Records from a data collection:
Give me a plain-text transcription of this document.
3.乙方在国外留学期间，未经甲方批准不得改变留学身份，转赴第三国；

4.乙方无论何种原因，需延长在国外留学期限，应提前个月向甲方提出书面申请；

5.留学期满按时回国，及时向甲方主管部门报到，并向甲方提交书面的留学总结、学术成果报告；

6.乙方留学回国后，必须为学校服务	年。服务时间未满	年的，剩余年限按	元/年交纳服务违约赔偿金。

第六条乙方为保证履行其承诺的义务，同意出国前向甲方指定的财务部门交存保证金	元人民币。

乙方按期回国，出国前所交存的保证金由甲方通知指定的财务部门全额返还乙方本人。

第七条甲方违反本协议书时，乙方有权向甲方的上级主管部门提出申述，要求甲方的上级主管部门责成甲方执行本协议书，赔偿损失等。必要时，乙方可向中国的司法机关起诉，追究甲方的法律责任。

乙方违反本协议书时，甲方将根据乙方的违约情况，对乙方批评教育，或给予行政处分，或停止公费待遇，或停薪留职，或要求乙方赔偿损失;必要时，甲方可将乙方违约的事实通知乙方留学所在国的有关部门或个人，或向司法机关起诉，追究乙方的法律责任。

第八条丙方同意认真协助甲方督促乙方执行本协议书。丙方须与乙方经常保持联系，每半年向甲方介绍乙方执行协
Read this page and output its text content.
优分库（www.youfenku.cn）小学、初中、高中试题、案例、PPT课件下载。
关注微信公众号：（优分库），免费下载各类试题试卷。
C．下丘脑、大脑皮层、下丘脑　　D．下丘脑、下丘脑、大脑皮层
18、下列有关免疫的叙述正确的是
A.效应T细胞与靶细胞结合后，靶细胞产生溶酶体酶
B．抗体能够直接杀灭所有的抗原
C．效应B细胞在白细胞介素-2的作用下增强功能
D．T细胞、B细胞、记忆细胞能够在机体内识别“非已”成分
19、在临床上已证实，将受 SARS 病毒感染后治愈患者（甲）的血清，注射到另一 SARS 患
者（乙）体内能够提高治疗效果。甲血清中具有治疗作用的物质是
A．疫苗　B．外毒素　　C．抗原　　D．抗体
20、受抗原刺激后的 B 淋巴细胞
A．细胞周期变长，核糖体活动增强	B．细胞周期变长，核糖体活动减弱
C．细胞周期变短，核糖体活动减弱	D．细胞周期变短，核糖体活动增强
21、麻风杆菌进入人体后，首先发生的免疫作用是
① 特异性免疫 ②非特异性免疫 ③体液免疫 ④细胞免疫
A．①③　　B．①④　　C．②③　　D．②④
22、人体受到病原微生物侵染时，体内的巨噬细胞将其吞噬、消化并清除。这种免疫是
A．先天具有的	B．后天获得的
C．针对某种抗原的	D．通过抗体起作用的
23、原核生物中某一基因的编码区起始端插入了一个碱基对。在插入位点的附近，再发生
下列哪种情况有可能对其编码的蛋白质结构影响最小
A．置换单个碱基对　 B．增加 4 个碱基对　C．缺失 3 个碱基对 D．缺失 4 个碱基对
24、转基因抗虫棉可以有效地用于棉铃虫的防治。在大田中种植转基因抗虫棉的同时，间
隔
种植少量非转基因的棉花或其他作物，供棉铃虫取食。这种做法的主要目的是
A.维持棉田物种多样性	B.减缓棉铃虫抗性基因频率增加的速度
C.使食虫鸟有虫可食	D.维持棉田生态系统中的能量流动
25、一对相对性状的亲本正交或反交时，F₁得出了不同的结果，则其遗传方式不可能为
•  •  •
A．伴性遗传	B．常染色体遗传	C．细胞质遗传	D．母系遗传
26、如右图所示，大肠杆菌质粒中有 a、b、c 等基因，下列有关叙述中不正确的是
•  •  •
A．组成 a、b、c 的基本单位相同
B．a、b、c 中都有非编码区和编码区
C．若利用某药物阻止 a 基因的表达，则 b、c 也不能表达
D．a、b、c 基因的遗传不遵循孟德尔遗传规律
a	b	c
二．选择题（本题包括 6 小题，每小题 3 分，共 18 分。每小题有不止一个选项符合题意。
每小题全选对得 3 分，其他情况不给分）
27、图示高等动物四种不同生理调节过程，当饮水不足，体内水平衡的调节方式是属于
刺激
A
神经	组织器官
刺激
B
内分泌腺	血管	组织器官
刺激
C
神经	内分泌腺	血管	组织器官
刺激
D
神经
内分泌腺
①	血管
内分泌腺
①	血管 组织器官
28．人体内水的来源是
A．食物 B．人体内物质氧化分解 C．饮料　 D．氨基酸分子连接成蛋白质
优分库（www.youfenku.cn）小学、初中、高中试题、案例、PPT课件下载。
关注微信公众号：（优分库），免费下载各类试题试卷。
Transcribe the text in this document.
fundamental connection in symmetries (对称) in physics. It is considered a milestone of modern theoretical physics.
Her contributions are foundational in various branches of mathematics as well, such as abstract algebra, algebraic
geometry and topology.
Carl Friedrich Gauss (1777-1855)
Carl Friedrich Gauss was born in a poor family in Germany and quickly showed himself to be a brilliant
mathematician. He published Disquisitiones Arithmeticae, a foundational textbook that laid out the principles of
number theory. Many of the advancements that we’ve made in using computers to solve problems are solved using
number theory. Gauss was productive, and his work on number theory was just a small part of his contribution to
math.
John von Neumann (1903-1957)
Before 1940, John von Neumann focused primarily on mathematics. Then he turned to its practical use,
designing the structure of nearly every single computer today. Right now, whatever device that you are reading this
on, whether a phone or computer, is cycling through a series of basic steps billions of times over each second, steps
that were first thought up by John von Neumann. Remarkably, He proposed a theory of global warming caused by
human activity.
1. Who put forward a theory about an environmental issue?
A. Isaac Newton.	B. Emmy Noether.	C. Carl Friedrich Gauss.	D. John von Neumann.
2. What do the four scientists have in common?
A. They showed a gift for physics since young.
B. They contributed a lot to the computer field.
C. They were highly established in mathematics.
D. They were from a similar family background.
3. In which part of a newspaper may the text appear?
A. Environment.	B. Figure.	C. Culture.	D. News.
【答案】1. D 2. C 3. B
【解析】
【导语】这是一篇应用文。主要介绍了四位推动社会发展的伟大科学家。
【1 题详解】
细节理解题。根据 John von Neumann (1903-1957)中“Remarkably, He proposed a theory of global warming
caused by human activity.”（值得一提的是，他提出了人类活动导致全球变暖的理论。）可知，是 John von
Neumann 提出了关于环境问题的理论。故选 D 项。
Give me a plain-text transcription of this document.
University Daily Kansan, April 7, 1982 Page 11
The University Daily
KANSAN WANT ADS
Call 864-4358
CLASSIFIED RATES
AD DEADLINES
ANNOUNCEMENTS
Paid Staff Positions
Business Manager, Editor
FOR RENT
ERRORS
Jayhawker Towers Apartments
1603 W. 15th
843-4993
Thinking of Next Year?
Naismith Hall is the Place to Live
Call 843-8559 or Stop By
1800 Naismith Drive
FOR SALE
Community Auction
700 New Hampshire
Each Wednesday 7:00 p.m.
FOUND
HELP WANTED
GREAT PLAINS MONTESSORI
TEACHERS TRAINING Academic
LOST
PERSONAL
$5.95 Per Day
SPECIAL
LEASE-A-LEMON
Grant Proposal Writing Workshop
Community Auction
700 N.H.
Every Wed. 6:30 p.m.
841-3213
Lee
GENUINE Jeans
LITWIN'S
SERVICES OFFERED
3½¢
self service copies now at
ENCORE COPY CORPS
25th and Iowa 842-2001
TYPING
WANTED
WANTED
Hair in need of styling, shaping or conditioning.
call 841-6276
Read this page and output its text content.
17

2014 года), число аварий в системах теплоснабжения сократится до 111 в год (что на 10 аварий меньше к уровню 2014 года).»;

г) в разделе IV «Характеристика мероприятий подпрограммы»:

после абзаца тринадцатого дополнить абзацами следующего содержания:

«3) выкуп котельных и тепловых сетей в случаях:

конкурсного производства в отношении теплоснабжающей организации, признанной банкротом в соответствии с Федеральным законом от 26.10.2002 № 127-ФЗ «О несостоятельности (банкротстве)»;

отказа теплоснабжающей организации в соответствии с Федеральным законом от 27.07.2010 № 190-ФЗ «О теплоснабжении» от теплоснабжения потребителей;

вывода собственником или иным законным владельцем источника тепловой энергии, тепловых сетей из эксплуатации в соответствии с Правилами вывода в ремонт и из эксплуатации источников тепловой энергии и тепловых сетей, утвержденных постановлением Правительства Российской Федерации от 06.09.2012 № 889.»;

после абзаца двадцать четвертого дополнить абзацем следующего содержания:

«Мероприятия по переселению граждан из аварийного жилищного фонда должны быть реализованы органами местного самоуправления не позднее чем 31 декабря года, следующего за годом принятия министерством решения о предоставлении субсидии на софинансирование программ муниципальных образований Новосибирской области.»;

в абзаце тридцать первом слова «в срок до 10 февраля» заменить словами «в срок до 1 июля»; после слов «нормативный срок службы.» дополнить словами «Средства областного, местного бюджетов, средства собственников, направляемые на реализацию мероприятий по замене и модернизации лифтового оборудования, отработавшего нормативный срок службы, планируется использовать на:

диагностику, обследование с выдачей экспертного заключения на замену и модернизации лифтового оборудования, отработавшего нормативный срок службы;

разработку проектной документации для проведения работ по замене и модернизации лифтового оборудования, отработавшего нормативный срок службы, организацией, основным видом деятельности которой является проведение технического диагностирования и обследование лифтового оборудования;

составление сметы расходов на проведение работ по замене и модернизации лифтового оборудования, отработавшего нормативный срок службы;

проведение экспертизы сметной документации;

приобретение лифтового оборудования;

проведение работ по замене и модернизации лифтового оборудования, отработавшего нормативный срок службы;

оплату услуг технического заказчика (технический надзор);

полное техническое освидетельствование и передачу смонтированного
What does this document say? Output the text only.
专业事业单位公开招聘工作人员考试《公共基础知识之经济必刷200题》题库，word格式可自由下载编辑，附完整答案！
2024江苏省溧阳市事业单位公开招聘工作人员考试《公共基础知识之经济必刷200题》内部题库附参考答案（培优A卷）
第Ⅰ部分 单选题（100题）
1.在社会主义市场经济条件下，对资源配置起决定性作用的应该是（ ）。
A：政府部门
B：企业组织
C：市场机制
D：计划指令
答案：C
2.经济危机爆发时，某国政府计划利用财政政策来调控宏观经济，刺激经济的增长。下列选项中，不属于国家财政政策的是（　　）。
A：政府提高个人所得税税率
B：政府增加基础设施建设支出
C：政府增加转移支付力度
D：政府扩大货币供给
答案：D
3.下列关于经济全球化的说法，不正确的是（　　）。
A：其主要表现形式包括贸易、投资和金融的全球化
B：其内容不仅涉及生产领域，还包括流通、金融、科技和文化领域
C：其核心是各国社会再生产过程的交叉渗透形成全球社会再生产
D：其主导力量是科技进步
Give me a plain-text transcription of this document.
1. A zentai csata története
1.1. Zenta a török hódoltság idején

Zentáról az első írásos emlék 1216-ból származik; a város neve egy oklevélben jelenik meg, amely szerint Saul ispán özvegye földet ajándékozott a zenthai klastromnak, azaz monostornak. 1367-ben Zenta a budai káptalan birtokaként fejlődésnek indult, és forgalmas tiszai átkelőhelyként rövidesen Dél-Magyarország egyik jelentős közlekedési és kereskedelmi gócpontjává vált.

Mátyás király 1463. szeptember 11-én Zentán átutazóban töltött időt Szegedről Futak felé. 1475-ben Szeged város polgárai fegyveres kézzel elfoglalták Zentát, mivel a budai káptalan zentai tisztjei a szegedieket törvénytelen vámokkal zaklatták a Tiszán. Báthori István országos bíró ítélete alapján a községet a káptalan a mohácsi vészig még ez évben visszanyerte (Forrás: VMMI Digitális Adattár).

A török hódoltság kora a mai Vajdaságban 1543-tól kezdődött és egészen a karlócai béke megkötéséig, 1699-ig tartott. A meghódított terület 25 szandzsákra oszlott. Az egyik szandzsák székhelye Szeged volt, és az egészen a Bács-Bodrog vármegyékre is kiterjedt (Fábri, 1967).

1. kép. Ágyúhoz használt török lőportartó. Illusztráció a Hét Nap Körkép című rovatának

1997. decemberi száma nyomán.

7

- [SHORT PROBLEM] Where a line in the material contains "proposed", copy that line.

- [WRITTEN SOLUTION]
that were first thought up by John von Neumann. Remarkably, He proposed a theory of global warming caused by
细节理解题。根据 John von Neumann (1903-1957)中“Remarkably, He proposed a theory of global warming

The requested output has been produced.